▸ THE REQUEST
Transcribe each record exactly. Include every one.

▸ MATERIAL SUPPLIED

——————

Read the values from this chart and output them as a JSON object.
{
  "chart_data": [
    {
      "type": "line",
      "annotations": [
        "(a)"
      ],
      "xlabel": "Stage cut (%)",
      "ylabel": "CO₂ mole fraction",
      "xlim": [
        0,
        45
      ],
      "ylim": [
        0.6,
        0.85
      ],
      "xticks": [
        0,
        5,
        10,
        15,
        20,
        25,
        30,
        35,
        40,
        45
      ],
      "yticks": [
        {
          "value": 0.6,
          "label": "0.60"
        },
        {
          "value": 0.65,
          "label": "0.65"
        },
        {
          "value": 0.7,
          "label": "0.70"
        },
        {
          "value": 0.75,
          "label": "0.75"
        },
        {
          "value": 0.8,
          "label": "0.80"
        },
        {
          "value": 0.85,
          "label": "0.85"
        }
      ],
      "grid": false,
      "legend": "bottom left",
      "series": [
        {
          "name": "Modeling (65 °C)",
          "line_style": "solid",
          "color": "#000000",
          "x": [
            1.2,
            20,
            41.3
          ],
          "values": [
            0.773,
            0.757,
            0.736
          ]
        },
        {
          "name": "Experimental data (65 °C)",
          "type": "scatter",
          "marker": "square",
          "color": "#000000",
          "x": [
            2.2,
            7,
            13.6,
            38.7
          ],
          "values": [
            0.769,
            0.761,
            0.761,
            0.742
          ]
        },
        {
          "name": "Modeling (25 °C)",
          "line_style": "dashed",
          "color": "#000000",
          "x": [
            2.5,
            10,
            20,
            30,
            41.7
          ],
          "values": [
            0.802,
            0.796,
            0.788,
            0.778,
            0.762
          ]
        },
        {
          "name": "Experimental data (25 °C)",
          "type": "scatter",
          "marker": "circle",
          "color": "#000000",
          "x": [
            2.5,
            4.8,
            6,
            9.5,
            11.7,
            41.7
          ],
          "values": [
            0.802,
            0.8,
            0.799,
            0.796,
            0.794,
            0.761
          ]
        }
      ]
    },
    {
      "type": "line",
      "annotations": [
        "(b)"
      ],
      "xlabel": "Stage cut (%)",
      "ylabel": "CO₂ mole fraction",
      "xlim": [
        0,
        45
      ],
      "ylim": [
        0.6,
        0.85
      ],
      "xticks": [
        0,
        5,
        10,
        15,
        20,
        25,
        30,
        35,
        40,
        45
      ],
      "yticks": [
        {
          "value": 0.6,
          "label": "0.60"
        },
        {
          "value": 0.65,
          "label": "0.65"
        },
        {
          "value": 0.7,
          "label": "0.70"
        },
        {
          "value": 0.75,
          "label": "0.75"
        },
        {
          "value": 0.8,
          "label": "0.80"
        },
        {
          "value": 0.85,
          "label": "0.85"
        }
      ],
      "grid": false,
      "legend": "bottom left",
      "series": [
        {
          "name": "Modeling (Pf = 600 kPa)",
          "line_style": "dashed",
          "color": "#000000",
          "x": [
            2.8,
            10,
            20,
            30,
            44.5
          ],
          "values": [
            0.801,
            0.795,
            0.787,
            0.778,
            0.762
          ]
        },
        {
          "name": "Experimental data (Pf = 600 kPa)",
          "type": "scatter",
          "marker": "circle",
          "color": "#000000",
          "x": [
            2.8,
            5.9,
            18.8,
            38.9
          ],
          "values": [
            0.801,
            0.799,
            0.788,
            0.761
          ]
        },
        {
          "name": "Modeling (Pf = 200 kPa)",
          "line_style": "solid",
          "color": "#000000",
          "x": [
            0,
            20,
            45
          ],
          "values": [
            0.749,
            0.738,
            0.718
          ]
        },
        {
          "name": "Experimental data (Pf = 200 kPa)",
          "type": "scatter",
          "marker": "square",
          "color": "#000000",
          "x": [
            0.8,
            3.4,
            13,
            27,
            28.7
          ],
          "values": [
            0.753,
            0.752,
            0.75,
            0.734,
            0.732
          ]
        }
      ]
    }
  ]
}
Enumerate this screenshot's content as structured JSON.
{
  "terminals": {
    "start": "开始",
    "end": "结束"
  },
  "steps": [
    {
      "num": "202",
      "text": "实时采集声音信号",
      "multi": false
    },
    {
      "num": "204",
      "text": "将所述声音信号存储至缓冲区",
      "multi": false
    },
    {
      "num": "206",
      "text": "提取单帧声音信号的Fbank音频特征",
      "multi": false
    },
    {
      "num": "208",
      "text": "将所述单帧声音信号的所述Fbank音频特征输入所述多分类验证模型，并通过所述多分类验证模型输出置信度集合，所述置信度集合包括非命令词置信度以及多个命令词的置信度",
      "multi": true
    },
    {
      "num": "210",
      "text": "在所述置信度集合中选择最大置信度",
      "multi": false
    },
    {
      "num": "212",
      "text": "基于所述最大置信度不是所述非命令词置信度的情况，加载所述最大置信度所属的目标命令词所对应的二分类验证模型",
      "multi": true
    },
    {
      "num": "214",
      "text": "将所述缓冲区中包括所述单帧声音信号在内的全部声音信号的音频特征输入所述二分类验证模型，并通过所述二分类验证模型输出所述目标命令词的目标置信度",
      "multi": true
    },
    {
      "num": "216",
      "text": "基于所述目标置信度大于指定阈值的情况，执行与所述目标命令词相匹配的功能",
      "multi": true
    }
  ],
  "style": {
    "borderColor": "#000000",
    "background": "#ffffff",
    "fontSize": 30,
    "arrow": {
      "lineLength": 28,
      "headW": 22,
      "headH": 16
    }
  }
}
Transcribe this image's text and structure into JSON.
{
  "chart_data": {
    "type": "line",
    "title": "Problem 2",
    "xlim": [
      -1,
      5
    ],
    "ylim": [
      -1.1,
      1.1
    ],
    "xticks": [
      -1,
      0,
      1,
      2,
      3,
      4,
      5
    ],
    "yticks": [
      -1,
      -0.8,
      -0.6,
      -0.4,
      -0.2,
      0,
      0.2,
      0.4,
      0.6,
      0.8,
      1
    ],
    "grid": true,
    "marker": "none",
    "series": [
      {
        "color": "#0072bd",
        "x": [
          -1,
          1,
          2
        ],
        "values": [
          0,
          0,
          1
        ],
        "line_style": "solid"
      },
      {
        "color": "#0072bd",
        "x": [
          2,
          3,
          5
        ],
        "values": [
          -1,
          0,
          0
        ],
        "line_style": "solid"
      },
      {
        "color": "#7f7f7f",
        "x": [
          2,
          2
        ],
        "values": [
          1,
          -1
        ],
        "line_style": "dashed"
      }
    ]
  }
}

——————

▸ RESULT OF THE TASK
Read the values from this chart and output them as a JSON object.
{
  "chart_data": [
    {
      "type": "line",
      "annotations": [
        "(a)"
      ],
      "xlabel": "Stage cut (%)",
      "ylabel": "CO₂ mole fraction",
      "xlim": [
        0,
        45
      ],
      "ylim": [
        0.6,
        0.85
      ],
      "xticks": [
        0,
        5,
        10,
        15,
        20,
        25,
        30,
        35,
        40,
        45
      ],
      "yticks": [
        {
          "value": 0.6,
          "label": "0.60"
        },
        {
          "value": 0.65,
          "label": "0.65"
        },
        {
          "value": 0.7,
          "label": "0.70"
        },
        {
          "value": 0.75,
          "label": "0.75"
        },
        {
          "value": 0.8,
          "label": "0.80"
        },
        {
          "value": 0.85,
          "label": "0.85"
        }
      ],
      "grid": false,
      "legend": "bottom left",
      "series": [
        {
          "name": "Modeling (65 °C)",
          "line_style": "solid",
          "color": "#000000",
          "x": [
            1.2,
            20,
            41.3
          ],
          "values": [
            0.773,
            0.757,
            0.736
          ]
        },
        {
          "name": "Experimental data (65 °C)",
          "type": "scatter",
          "marker": "square",
          "color": "#000000",
          "x": [
            2.2,
            7,
            13.6,
            38.7
          ],
          "values": [
            0.769,
            0.761,
            0.761,
            0.742
          ]
        },
        {
          "name": "Modeling (25 °C)",
          "line_style": "dashed",
          "color": "#000000",
          "x": [
            2.5,
            10,
            20,
            30,
            41.7
          ],
          "values": [
            0.802,
            0.796,
            0.788,
            0.778,
            0.762
          ]
        },
        {
          "name": "Experimental data (25 °C)",
          "type": "scatter",
          "marker": "circle",
          "color": "#000000",
          "x": [
            2.5,
            4.8,
            6,
            9.5,
            11.7,
            41.7
          ],
          "values": [
            0.802,
            0.8,
            0.799,
            0.796,
            0.794,
            0.761
          ]
        }
      ]
    },
    {
      "type": "line",
      "annotations": [
        "(b)"
      ],
      "xlabel": "Stage cut (%)",
      "ylabel": "CO₂ mole fraction",
      "xlim": [
        0,
        45
      ],
      "ylim": [
        0.6,
        0.85
      ],
      "xticks": [
        0,
        5,
        10,
        15,
        20,
        25,
        30,
        35,
        40,
        45
      ],
      "yticks": [
        {
          "value": 0.6,
          "label": "0.60"
        },
        {
          "value": 0.65,
          "label": "0.65"
        },
        {
          "value": 0.7,
          "label": "0.70"
        },
        {
          "value": 0.75,
          "label": "0.75"
        },
        {
          "value": 0.8,
          "label": "0.80"
        },
        {
          "value": 0.85,
          "label": "0.85"
        }
      ],
      "grid": false,
      "legend": "bottom left",
      "series": [
        {
          "name": "Modeling (Pf = 600 kPa)",
          "line_style": "dashed",
          "color": "#000000",
          "x": [
            2.8,
            10,
            20,
            30,
            44.5
          ],
          "values": [
            0.801,
            0.795,
            0.787,
            0.778,
            0.762
          ]
        },
        {
          "name": "Experimental data (Pf = 600 kPa)",
          "type": "scatter",
          "marker": "circle",
          "color": "#000000",
          "x": [
            2.8,
            5.9,
            18.8,
            38.9
          ],
          "values": [
            0.801,
            0.799,
            0.788,
            0.761
          ]
        },
        {
          "name": "Modeling (Pf = 200 kPa)",
          "line_style": "solid",
          "color": "#000000",
          "x": [
            0,
            20,
            45
          ],
          "values": [
            0.749,
            0.738,
            0.718
          ]
        },
        {
          "name": "Experimental data (Pf = 200 kPa)",
          "type": "scatter",
          "marker": "square",
          "color": "#000000",
          "x": [
            0.8,
            3.4,
            13,
            27,
            28.7
          ],
          "values": [
            0.753,
            0.752,
            0.75,
            0.734,
            0.732
          ]
        }
      ]
    }
  ]
}
Enumerate this screenshot's content as structured JSON.
{
  "terminals": {
    "start": "开始",
    "end": "结束"
  },
  "steps": [
    {
      "num": "202",
      "text": "实时采集声音信号",
      "multi": false
    },
    {
      "num": "204",
      "text": "将所述声音信号存储至缓冲区",
      "multi": false
    },
    {
      "num": "206",
      "text": "提取单帧声音信号的Fbank音频特征",
      "multi": false
    },
    {
      "num": "208",
      "text": "将所述单帧声音信号的所述Fbank音频特征输入所述多分类验证模型，并通过所述多分类验证模型输出置信度集合，所述置信度集合包括非命令词置信度以及多个命令词的置信度",
      "multi": true
    },
    {
      "num": "210",
      "text": "在所述置信度集合中选择最大置信度",
      "multi": false
    },
    {
      "num": "212",
      "text": "基于所述最大置信度不是所述非命令词置信度的情况，加载所述最大置信度所属的目标命令词所对应的二分类验证模型",
      "multi": true
    },
    {
      "num": "214",
      "text": "将所述缓冲区中包括所述单帧声音信号在内的全部声音信号的音频特征输入所述二分类验证模型，并通过所述二分类验证模型输出所述目标命令词的目标置信度",
      "multi": true
    },
    {
      "num": "216",
      "text": "基于所述目标置信度大于指定阈值的情况，执行与所述目标命令词相匹配的功能",
      "multi": true
    }
  ],
  "style": {
    "borderColor": "#000000",
    "background": "#ffffff",
    "fontSize": 30,
    "arrow": {
      "lineLength": 28,
      "headW": 22,
      "headH": 16
    }
  }
}
Transcribe this image's text and structure into JSON.
{
  "chart_data": {
    "type": "line",
    "title": "Problem 2",
    "xlim": [
      -1,
      5
    ],
    "ylim": [
      -1.1,
      1.1
    ],
    "xticks": [
      -1,
      0,
      1,
      2,
      3,
      4,
      5
    ],
    "yticks": [
      -1,
      -0.8,
      -0.6,
      -0.4,
      -0.2,
      0,
      0.2,
      0.4,
      0.6,
      0.8,
      1
    ],
    "grid": true,
    "marker": "none",
    "series": [
      {
        "color": "#0072bd",
        "x": [
          -1,
          1,
          2
        ],
        "values": [
          0,
          0,
          1
        ],
        "line_style": "solid"
      },
      {
        "color": "#0072bd",
        "x": [
          2,
          3,
          5
        ],
        "values": [
          -1,
          0,
          0
        ],
        "line_style": "solid"
      },
      {
        "color": "#7f7f7f",
        "x": [
          2,
          2
        ],
        "values": [
          1,
          -1
        ],
        "line_style": "dashed"
      }
    ]
  }
}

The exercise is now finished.